What this task involves: Pull every line that holds the word "Mitchell" from the entries.

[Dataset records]
--------------------------------------------------

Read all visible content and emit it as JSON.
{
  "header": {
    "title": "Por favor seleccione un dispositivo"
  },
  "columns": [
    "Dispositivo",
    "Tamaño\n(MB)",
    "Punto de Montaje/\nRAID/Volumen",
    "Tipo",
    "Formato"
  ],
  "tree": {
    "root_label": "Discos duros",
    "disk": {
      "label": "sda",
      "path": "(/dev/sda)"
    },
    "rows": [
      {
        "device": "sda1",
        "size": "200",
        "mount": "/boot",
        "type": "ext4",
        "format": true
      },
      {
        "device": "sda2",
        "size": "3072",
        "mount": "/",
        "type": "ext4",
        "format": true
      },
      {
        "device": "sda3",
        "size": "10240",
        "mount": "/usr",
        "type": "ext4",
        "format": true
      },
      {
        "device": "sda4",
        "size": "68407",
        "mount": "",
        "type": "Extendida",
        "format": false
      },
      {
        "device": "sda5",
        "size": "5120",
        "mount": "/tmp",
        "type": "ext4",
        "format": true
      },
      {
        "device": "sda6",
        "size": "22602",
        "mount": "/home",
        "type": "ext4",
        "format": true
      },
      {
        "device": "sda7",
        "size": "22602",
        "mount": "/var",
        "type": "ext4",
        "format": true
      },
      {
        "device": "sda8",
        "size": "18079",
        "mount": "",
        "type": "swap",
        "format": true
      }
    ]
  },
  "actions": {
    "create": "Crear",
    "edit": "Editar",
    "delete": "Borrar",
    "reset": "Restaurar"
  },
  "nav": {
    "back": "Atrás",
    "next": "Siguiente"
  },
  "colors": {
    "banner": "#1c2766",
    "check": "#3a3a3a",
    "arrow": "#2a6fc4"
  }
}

--------------------------------------------------

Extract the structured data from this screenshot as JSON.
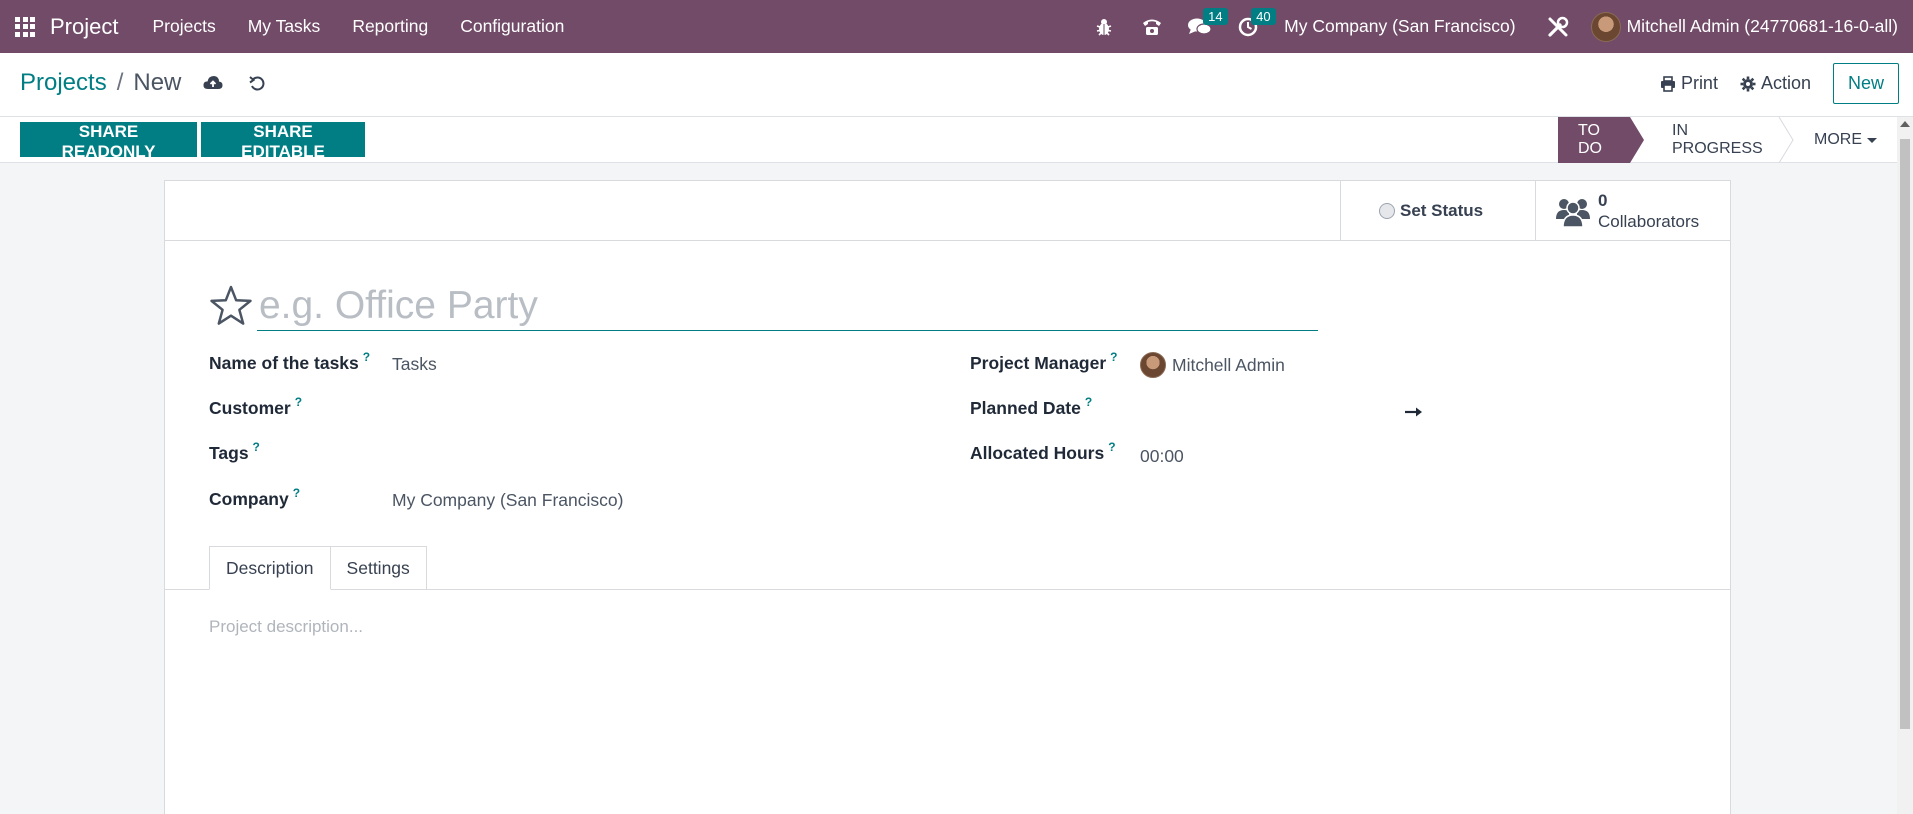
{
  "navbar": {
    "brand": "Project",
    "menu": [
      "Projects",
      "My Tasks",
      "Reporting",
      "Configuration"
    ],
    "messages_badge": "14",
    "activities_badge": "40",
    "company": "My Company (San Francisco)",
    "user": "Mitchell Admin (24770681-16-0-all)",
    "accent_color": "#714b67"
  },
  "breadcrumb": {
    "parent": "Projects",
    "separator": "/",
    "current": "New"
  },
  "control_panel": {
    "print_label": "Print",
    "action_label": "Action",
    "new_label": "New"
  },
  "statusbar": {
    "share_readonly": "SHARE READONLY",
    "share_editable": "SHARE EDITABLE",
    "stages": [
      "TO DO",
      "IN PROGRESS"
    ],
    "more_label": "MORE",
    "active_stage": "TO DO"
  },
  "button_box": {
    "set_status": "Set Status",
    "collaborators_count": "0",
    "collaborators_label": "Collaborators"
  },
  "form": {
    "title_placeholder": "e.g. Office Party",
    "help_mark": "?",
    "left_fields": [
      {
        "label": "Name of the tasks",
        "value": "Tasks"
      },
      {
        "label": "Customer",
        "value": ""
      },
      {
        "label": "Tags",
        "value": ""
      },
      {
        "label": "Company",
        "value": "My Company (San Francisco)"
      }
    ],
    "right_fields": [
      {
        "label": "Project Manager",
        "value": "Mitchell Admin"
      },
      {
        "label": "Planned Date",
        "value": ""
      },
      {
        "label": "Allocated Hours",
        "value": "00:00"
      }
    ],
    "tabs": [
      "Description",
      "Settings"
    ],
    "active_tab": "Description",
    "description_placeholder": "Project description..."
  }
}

--------------------------------------------------

Worked answer:
    "user": "Mitchell Admin (24770681-16-0-all)",
        "value": "Mitchell Admin"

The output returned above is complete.